> [Record set]
::::::::

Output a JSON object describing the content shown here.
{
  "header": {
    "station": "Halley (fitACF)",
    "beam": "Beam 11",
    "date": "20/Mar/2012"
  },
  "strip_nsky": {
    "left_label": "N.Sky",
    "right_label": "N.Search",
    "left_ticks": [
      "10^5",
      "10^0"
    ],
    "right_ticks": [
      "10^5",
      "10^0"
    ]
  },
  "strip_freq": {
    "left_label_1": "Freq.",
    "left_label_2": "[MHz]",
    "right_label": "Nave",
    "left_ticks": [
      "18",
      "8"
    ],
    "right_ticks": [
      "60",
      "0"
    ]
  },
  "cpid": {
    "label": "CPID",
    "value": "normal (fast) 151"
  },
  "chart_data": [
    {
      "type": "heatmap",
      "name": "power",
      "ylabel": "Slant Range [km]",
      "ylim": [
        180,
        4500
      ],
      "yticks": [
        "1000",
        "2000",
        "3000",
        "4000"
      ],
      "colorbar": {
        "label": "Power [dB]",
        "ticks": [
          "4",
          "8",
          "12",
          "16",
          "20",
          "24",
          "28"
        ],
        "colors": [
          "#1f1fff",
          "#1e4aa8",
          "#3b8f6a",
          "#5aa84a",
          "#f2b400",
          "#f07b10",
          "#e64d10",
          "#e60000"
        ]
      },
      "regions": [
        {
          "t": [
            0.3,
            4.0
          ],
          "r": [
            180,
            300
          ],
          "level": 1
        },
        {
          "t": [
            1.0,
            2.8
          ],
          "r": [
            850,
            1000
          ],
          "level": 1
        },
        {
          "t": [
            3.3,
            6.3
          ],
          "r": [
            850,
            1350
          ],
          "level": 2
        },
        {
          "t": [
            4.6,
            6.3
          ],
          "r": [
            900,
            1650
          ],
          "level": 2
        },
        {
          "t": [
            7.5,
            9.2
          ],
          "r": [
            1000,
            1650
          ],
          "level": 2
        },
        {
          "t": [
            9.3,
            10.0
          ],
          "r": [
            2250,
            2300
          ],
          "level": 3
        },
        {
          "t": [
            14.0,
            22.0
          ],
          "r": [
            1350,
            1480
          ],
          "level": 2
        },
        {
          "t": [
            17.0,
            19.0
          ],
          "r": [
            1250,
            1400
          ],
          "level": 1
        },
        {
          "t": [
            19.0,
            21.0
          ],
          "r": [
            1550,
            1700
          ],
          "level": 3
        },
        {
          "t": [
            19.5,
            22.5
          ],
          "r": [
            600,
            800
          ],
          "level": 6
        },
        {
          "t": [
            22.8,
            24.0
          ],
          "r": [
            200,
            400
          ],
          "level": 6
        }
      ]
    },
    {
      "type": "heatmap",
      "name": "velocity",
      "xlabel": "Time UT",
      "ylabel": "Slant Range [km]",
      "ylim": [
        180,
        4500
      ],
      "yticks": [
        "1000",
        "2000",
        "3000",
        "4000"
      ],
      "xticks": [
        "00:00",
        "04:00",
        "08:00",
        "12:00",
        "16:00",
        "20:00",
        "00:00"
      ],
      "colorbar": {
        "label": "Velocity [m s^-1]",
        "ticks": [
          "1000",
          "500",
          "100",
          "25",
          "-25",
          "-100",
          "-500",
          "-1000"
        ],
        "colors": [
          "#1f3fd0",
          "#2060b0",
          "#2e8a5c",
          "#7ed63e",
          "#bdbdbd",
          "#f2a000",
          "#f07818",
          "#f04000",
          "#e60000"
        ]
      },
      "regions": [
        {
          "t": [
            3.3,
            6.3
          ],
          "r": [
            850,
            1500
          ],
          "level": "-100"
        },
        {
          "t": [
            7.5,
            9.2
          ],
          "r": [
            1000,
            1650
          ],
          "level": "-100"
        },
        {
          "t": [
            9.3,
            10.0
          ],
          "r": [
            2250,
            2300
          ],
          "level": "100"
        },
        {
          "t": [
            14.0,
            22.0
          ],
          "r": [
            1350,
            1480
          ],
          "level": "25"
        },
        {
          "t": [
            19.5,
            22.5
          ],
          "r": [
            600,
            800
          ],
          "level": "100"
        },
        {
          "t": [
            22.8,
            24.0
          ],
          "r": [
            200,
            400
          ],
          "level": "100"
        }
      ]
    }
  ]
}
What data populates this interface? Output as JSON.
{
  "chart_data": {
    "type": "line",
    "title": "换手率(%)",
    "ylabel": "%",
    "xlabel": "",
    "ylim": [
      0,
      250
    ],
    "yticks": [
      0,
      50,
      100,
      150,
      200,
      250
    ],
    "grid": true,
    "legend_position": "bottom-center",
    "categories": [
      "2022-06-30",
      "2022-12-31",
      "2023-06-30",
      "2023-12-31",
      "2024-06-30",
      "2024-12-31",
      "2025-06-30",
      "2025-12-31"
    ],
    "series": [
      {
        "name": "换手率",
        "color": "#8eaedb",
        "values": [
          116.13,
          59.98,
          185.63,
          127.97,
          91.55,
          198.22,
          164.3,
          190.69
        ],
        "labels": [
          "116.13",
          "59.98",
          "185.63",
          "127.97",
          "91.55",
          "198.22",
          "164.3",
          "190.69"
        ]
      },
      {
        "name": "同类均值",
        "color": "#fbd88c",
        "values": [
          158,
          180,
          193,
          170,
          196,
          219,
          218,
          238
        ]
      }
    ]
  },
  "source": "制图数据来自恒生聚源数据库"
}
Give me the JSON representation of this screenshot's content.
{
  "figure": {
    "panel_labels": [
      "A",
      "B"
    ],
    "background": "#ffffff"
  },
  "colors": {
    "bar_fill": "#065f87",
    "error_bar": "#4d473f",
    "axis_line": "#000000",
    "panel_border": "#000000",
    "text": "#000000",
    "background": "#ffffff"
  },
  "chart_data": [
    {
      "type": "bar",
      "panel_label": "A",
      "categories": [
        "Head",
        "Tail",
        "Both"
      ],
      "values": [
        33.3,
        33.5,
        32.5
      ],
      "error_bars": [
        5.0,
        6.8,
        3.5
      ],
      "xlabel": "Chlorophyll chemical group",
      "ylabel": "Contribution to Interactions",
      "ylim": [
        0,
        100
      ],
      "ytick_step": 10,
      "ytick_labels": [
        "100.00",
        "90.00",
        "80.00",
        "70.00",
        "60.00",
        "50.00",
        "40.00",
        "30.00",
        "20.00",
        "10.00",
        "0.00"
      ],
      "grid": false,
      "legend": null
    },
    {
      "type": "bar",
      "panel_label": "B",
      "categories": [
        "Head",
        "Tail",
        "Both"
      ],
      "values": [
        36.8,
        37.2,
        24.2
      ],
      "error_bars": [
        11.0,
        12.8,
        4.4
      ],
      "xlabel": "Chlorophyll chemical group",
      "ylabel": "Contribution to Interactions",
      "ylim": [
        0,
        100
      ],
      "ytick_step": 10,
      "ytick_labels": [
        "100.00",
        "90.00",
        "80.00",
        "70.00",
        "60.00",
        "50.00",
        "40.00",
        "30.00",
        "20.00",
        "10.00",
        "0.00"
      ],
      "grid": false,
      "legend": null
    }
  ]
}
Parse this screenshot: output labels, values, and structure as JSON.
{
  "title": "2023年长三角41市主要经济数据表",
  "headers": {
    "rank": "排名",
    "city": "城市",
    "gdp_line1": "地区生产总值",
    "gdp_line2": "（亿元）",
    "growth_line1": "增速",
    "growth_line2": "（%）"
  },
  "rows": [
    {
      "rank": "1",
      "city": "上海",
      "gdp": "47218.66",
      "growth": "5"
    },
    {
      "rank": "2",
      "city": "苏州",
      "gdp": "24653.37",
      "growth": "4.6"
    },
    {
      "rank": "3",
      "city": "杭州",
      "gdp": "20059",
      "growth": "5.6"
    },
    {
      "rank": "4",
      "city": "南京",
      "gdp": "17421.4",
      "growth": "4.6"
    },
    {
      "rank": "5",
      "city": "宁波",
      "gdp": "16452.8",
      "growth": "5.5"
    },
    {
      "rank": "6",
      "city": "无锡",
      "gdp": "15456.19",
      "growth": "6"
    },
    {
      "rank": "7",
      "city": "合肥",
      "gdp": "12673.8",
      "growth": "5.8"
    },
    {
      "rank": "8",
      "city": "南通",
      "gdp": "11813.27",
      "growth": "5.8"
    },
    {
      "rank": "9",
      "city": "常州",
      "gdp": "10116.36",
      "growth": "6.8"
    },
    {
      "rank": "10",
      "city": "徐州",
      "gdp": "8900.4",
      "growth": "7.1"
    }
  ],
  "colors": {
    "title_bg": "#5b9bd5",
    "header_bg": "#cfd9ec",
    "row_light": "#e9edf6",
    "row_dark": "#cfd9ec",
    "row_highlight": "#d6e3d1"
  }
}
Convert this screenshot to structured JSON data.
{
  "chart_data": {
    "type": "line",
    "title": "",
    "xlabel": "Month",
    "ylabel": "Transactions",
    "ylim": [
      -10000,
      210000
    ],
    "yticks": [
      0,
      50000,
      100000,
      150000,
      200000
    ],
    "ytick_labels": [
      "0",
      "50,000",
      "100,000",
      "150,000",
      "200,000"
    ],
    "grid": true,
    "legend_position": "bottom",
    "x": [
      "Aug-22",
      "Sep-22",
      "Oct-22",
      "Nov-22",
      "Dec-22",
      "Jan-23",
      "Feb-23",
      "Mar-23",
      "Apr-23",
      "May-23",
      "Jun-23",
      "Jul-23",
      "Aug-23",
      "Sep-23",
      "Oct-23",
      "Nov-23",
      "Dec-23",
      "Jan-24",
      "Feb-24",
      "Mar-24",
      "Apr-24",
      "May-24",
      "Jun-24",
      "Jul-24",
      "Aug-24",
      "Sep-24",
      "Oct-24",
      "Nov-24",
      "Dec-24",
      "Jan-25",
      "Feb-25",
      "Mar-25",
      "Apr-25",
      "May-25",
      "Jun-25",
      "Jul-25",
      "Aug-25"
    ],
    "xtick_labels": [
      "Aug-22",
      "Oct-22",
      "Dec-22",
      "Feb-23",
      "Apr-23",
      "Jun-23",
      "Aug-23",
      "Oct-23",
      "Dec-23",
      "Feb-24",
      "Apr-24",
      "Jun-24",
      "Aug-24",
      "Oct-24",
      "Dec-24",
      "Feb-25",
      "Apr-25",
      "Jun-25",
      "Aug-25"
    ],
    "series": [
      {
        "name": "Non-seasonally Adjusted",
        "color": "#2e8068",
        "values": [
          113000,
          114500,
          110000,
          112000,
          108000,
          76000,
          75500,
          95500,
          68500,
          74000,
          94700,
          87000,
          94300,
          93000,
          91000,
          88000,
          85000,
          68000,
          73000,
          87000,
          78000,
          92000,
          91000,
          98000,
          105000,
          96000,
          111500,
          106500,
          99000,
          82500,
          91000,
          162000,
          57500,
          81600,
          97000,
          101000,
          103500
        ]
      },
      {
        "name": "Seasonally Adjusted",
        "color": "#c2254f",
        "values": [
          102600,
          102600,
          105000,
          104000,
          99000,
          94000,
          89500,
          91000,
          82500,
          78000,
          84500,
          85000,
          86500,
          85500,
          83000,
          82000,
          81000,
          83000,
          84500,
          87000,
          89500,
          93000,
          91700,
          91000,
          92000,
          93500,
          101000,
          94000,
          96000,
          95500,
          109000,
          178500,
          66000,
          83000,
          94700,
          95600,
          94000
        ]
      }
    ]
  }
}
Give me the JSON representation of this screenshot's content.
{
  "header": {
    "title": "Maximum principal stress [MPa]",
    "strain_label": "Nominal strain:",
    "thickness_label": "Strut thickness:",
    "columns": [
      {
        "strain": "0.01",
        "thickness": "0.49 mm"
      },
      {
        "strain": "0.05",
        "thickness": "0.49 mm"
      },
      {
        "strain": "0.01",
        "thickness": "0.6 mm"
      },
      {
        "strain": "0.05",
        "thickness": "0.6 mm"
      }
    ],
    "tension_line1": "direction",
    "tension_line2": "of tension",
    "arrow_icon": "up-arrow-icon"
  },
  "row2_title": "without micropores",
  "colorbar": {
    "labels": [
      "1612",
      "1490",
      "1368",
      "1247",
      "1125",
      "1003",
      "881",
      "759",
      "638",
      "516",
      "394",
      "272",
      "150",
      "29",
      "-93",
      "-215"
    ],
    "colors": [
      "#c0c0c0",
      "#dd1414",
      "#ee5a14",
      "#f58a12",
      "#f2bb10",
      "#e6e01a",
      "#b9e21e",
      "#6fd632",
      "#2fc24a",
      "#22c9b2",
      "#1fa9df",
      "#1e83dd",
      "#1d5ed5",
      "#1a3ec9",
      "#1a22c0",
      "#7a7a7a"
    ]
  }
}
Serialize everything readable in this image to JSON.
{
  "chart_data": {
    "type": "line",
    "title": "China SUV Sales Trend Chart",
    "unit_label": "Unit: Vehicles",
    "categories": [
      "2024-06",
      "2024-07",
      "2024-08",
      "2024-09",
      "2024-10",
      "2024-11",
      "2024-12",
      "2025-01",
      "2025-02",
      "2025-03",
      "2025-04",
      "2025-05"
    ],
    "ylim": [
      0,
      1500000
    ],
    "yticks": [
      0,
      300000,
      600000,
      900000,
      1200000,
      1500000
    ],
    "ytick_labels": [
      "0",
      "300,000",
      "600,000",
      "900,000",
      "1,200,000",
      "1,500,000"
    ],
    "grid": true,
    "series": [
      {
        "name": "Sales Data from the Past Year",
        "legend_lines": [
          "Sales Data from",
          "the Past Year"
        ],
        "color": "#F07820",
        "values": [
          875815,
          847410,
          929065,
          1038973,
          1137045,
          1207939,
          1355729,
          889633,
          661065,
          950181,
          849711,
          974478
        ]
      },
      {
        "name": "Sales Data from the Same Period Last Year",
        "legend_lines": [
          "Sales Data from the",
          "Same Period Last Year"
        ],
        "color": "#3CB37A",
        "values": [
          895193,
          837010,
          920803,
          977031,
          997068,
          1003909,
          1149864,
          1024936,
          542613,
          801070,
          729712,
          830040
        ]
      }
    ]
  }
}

::::::::

> [What the exercise asks]
Select from the material above each line in which the string "screenshot" appears, and list those lines.

> [Written reply]
Give me the JSON representation of this screenshot's content.
Parse this screenshot: output labels, values, and structure as JSON.
Convert this screenshot to structured JSON data.
Give me the JSON representation of this screenshot's content.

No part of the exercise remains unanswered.